Prompt:
Show each line from the listing that includes the word "name".

Stored rows:

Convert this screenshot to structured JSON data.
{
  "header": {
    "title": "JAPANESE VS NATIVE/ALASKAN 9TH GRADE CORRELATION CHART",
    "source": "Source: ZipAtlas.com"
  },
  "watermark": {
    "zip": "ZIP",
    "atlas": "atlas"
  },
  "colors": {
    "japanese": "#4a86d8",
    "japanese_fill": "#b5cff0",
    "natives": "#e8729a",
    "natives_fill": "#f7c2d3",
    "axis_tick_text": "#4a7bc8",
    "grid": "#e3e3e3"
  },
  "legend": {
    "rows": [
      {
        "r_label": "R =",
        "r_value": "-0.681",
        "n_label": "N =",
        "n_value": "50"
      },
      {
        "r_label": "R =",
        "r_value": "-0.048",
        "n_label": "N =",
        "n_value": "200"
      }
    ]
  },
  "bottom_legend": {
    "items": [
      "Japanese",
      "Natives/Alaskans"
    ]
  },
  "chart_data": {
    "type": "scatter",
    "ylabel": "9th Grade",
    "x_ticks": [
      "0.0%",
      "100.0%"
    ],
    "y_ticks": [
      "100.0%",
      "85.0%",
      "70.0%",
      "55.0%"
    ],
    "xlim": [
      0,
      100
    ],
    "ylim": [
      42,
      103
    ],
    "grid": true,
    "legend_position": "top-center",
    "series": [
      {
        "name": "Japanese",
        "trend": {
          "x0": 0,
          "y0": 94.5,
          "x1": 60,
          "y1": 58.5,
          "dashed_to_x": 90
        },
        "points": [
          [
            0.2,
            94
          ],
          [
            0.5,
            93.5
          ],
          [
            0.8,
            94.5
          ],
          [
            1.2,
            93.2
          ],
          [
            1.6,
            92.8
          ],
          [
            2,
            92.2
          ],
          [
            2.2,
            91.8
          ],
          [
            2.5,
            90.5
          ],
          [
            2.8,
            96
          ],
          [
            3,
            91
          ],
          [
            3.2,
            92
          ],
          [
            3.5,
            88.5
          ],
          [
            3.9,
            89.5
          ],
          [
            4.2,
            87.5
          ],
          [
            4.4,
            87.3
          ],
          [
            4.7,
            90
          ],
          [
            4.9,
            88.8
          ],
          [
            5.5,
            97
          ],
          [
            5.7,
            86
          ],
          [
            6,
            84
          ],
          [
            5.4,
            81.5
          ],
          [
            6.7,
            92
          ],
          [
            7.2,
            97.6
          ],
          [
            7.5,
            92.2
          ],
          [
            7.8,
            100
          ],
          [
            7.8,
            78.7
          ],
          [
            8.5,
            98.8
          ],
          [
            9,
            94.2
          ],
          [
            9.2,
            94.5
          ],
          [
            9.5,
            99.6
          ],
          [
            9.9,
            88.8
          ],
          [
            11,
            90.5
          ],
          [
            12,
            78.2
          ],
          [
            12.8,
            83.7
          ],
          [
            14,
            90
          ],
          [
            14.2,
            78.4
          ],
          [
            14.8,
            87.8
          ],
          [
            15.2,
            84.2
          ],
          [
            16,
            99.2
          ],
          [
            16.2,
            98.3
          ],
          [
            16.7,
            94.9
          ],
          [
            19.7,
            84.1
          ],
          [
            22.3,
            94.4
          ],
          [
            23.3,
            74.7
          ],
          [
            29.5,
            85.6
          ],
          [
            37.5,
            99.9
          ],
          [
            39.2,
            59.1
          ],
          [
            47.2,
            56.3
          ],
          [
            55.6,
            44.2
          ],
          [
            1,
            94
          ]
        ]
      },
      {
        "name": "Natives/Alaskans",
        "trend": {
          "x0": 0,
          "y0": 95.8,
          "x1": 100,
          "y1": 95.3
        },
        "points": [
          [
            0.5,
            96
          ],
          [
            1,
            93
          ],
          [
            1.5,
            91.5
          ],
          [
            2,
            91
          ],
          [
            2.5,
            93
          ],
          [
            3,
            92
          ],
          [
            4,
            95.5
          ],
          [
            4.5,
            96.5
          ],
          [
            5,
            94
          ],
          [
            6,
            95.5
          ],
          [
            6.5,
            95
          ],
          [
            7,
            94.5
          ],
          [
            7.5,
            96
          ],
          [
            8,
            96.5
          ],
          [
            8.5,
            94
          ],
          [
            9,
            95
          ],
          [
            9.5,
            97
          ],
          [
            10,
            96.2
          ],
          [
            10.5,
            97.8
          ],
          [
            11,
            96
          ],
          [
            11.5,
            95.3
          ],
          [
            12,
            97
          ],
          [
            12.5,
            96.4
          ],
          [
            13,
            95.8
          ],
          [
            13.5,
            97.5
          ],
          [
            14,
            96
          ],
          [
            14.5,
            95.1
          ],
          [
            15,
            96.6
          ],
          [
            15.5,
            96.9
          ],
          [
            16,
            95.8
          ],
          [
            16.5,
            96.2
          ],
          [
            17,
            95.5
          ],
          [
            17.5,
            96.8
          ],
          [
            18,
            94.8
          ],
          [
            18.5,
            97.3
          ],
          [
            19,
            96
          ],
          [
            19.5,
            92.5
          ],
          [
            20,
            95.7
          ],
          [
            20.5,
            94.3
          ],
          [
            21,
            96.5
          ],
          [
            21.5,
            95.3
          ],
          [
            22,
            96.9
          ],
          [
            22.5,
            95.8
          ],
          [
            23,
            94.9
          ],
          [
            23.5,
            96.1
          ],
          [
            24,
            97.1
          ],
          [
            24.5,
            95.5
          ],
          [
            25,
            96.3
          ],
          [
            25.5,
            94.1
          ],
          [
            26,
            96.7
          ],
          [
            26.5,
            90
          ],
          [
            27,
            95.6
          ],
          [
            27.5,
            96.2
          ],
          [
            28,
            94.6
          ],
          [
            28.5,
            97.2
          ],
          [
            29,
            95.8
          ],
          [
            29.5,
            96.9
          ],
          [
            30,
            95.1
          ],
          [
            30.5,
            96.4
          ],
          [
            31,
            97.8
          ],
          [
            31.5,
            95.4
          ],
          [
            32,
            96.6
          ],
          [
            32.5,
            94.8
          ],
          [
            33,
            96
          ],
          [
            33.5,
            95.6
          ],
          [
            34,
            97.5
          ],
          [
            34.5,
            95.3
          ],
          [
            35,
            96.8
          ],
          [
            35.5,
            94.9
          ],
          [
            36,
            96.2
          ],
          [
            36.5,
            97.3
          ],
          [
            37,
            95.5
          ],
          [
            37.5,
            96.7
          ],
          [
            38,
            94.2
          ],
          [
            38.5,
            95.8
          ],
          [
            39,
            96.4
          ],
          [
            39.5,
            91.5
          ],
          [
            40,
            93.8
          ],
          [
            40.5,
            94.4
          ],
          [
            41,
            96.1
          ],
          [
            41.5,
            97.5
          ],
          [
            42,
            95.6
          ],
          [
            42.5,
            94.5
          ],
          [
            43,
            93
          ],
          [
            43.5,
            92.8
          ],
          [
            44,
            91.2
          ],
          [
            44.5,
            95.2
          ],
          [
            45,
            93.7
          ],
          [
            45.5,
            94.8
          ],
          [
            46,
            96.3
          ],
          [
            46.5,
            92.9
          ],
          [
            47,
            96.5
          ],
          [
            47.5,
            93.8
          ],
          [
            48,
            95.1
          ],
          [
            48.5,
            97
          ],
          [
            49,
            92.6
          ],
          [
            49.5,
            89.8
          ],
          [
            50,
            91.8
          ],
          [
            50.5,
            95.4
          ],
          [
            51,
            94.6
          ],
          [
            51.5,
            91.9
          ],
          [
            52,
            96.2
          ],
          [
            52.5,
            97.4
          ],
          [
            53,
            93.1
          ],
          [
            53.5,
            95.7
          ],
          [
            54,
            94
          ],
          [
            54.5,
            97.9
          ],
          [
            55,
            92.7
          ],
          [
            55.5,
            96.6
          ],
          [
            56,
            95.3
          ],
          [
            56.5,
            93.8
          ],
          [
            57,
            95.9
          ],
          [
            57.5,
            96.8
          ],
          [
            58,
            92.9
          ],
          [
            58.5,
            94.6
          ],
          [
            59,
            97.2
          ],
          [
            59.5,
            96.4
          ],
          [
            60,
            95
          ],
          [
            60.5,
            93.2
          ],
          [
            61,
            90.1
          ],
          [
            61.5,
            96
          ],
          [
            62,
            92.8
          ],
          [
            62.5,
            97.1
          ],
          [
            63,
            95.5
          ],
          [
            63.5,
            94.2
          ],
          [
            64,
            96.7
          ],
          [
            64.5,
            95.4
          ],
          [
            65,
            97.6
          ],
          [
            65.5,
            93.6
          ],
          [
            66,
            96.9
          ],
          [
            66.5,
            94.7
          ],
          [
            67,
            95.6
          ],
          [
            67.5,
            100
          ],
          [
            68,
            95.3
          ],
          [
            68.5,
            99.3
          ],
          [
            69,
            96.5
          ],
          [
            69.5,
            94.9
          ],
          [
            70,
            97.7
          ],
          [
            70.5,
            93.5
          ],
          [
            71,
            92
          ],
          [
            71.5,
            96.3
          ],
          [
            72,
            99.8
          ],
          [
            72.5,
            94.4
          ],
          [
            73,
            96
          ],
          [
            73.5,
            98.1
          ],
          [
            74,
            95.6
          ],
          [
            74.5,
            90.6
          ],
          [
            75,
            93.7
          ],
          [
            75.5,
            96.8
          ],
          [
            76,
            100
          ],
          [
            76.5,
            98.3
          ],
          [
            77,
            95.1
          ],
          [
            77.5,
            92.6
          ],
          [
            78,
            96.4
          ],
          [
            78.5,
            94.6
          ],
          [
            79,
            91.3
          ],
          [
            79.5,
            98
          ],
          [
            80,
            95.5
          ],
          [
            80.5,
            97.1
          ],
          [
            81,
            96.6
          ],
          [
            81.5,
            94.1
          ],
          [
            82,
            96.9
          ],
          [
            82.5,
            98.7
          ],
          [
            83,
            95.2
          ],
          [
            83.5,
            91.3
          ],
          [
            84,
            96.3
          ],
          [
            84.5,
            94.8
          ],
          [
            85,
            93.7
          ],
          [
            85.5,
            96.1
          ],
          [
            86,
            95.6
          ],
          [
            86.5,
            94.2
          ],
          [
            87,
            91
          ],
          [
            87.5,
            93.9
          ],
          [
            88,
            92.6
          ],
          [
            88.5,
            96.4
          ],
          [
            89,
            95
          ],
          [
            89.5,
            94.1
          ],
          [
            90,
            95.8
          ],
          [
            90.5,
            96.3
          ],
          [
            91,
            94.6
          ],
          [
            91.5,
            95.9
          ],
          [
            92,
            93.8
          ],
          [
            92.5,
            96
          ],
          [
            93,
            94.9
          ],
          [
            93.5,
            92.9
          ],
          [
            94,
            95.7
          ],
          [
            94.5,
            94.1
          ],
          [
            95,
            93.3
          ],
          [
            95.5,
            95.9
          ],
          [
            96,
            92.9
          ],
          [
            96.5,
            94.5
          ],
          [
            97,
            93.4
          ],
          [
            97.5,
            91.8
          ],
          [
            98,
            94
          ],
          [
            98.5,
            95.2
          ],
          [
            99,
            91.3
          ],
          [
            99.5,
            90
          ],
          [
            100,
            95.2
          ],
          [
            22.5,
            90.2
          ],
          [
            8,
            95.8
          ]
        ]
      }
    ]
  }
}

Correct response:
        "name": "Japanese",
        "name": "Natives/Alaskans",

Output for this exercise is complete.